### The exercise
Scan the records for the string "Swimming"; copy each line where it occurs.

>> begin Given records

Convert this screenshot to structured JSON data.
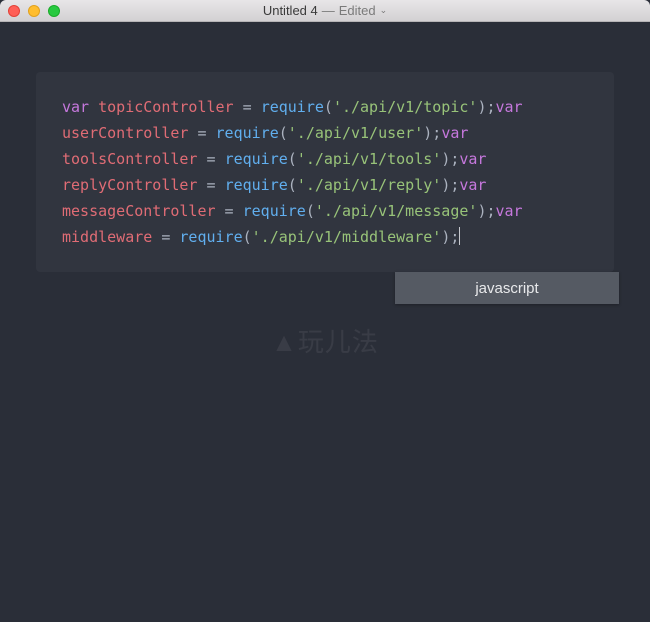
{
  "titlebar": {
    "doc_name": "Untitled 4",
    "separator": "—",
    "status": "Edited"
  },
  "code": {
    "kw": "var",
    "vars": {
      "topic": "topicController",
      "user": "userController",
      "tools": "toolsController",
      "reply": "replyController",
      "message": "messageController",
      "middleware": "middleware"
    },
    "fn": "require",
    "paths": {
      "topic": "'./api/v1/topic'",
      "user": "'./api/v1/user'",
      "tools": "'./api/v1/tools'",
      "reply": "'./api/v1/reply'",
      "message": "'./api/v1/message'",
      "middleware": "'./api/v1/middleware'"
    },
    "eq": " = ",
    "op": "(",
    "cp": ");"
  },
  "tooltip": {
    "label": "javascript"
  },
  "watermark": "▲玩儿法"
}
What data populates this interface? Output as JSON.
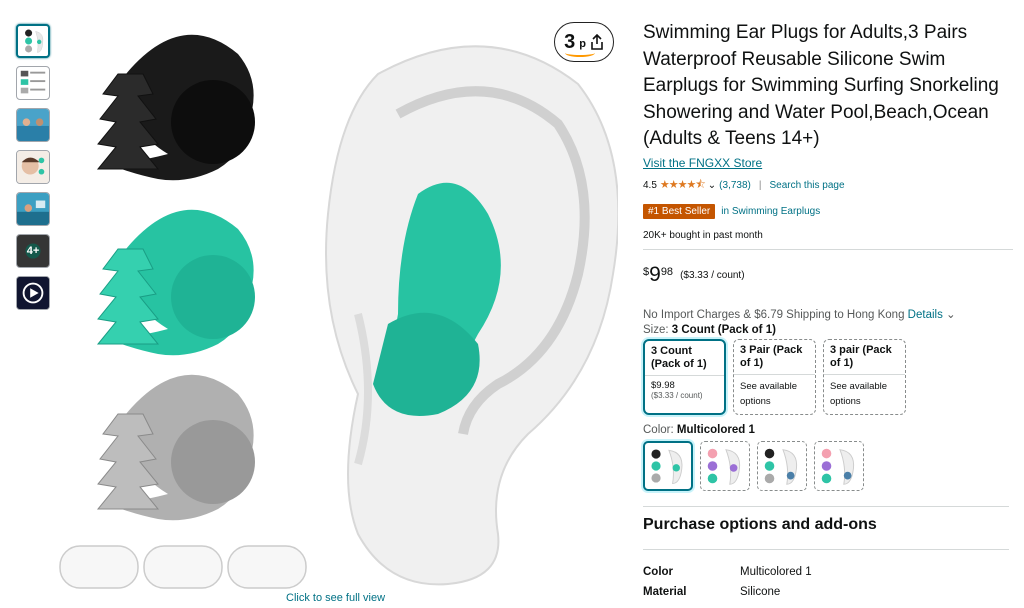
{
  "thumbnails": [
    {
      "name": "thumbnail-1",
      "type": "image"
    },
    {
      "name": "thumbnail-2",
      "type": "image"
    },
    {
      "name": "thumbnail-3",
      "type": "image"
    },
    {
      "name": "thumbnail-4",
      "type": "image"
    },
    {
      "name": "thumbnail-5",
      "type": "image"
    },
    {
      "name": "thumbnail-more",
      "type": "more",
      "label": "4+"
    },
    {
      "name": "thumbnail-video",
      "type": "video"
    }
  ],
  "main_image": {
    "see_full_label": "Click to see full view",
    "share_count": "3",
    "share_suffix": "p"
  },
  "product": {
    "title": "Swimming Ear Plugs for Adults,3 Pairs Waterproof Reusable Silicone Swim Earplugs for Swimming Surfing Snorkeling Showering and Water Pool,Beach,Ocean (Adults & Teens 14+)",
    "store_link": "Visit the FNGXX Store",
    "rating": "4.5",
    "stars": "★★★★⯪",
    "review_count": "(3,738)",
    "search_page": "Search this page",
    "badge": "#1 Best Seller",
    "badge_category": "in Swimming Earplugs",
    "bought": "20K+ bought in past month",
    "price_symbol": "$",
    "price_whole": "9",
    "price_fraction": "98",
    "price_unit": "($3.33 / count)",
    "shipping": "No Import Charges & $6.79 Shipping to Hong Kong",
    "shipping_details": "Details",
    "size_prefix": "Size:",
    "size_selected": "3 Count (Pack of 1)",
    "size_options": [
      {
        "name": "3 Count (Pack of 1)",
        "price": "$9.98",
        "unit": "($3.33 / count)",
        "selected": true
      },
      {
        "name": "3 Pair (Pack of 1)",
        "avail": "See available options",
        "selected": false
      },
      {
        "name": "3 pair (Pack of 1)",
        "avail": "See available options",
        "selected": false
      }
    ],
    "color_prefix": "Color:",
    "color_selected": "Multicolored 1",
    "purchase_title": "Purchase options and add-ons",
    "attributes": [
      {
        "key": "Color",
        "value": "Multicolored 1"
      },
      {
        "key": "Material",
        "value": "Silicone"
      }
    ]
  },
  "colors": {
    "link": "#007185",
    "badge": "#c45500",
    "star": "#de7921",
    "teal_plug": "#2ec4a6",
    "black_plug": "#222222",
    "gray_plug": "#a9a9a9"
  }
}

>> end Given records

### Output below
    "title": "Swimming Ear Plugs for Adults,3 Pairs Waterproof Reusable Silicone Swim Earplugs for Swimming Surfing Snorkeling Showering and Water Pool,Beach,Ocean (Adults & Teens 14+)",
    "badge_category": "in Swimming Earplugs",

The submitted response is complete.